812.52/575
The Chargé in Mexico (Summerlin) to
the Acting Secretary of State
Mexico, January 19,
1921.
[Received February 1.]
No. 3601
Sir: I have the honor to transmit herewith the
translation of a law enacted by the Mexican Congress, and published in
the Diario Oficial of the eighth instant,
prescribing the procedure to be followed
[Page 475]
in making grants or restitutions of lands to
towns, hamlets, congregations (congregaciones),
communities and other nuclei of population, for their common use until
such time as legislation may be enacted on the general subject of land
division.
The law prescribes that such grants are of public utility and,
consequently, that the legitimate owner thereof has the right to proper
indemnization by the Federal Government in accordance with rules
established in the law which appear to provide for paying the owner the
value of the property as fixed in the tax list plus ten percent and any
additional excess which may be allowed by experts for improvements made
after the value was fixed in the tax list.
I have [etc.]
[Enclosure—Translation—Extract90]
Mexican Law of December 28, 1920, Relating to
Land Grants
I, Alvaro Obregon,
Constitutional President of the United Mexican States, to the
inhabitants thereof, know ye:
That the Congress of the Union has transmitted to me the following
decree:
The Congress of the United Mexican States decrees:
. . . . . . . . . . . . . .
----
**Instructions**
(1) Answer these questions from the dispatch, each in a few words:
(a) In which publication did the law appear?
(b) What percentage is added to the tax-list value of the property in the indemnization?
(c) Who is named as Constitutional President of the United Mexican States?
(2) Write out the part of the dispatch starting with "The law prescribes" and going on through "the tax list.".
----
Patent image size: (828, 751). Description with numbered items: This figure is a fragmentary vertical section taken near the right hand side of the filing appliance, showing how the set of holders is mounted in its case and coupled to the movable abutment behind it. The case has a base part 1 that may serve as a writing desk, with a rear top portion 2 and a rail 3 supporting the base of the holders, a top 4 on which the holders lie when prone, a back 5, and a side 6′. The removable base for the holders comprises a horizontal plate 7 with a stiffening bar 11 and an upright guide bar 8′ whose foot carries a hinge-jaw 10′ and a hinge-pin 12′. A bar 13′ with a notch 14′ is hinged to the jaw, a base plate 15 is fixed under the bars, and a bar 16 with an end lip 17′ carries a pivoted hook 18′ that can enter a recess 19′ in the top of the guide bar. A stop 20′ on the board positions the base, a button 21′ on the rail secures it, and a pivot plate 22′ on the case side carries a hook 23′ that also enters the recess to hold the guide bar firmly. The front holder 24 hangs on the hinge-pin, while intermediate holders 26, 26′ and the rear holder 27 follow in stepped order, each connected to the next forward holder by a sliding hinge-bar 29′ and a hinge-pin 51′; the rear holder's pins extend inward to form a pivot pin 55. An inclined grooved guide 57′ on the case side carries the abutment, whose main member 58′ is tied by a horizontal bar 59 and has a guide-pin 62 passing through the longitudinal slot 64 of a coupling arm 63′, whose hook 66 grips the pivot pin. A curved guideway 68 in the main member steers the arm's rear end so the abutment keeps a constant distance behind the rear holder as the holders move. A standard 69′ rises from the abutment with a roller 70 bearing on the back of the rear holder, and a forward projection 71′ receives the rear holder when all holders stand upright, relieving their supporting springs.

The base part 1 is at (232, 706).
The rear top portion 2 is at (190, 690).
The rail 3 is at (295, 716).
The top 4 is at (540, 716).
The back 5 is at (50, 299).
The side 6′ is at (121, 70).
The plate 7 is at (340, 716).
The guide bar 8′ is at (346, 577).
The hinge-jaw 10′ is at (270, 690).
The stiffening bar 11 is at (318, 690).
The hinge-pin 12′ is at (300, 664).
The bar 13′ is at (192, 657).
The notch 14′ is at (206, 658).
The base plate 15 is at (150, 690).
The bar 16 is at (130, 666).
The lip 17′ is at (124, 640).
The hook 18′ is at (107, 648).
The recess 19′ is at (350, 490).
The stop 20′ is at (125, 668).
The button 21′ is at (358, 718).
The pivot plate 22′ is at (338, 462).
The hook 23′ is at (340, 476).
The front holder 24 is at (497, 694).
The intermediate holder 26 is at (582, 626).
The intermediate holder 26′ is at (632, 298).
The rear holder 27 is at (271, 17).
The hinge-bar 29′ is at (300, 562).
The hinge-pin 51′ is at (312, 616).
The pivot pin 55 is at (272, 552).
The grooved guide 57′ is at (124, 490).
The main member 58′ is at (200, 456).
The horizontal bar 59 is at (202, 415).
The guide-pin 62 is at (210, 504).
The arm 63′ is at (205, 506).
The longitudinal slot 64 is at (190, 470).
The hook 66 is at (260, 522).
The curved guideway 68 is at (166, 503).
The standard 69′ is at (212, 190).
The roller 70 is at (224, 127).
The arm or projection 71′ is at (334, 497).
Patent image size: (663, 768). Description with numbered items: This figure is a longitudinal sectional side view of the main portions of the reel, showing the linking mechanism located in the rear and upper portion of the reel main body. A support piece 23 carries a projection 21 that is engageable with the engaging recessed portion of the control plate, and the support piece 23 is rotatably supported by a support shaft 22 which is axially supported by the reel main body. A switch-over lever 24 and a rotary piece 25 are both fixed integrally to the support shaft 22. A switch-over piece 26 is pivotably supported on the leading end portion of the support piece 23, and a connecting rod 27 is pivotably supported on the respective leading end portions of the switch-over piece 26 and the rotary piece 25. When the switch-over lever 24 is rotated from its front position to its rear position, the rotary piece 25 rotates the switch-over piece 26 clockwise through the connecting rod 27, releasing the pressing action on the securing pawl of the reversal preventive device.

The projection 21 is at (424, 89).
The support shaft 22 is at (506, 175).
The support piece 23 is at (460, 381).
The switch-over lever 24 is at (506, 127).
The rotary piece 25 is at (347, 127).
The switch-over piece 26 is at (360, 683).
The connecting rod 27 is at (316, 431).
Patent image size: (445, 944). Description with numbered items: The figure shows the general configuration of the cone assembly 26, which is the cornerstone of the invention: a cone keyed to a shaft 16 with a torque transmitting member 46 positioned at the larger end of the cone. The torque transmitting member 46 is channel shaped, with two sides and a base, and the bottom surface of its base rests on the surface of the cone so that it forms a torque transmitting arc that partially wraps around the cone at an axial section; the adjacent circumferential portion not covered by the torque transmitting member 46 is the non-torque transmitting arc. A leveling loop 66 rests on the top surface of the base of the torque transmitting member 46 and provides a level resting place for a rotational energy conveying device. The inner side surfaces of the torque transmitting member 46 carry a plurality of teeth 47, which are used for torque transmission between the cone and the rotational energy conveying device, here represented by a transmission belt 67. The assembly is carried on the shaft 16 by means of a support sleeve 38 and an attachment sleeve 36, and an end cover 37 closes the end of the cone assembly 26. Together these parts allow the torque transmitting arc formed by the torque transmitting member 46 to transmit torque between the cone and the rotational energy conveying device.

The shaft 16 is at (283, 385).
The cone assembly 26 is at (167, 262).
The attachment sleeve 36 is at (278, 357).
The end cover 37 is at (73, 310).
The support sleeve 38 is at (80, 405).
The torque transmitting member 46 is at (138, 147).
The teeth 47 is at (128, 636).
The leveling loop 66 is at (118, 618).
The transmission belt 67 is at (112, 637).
----
**Answers given**
(1)
(a) The Diario Oficial
(b) Ten percent
(c) Alvaro Obregon

(2)
The law prescribes that such grants are of public utility and,
consequently, that the legitimate owner thereof has the right to proper
indemnization by the Federal Government in accordance with rules
established in the law which appear to provide for paying the owner the
value of the property as fixed in the tax list plus ten percent and any
additional excess which may be allowed by experts for improvements made
after the value was fixed in the tax list.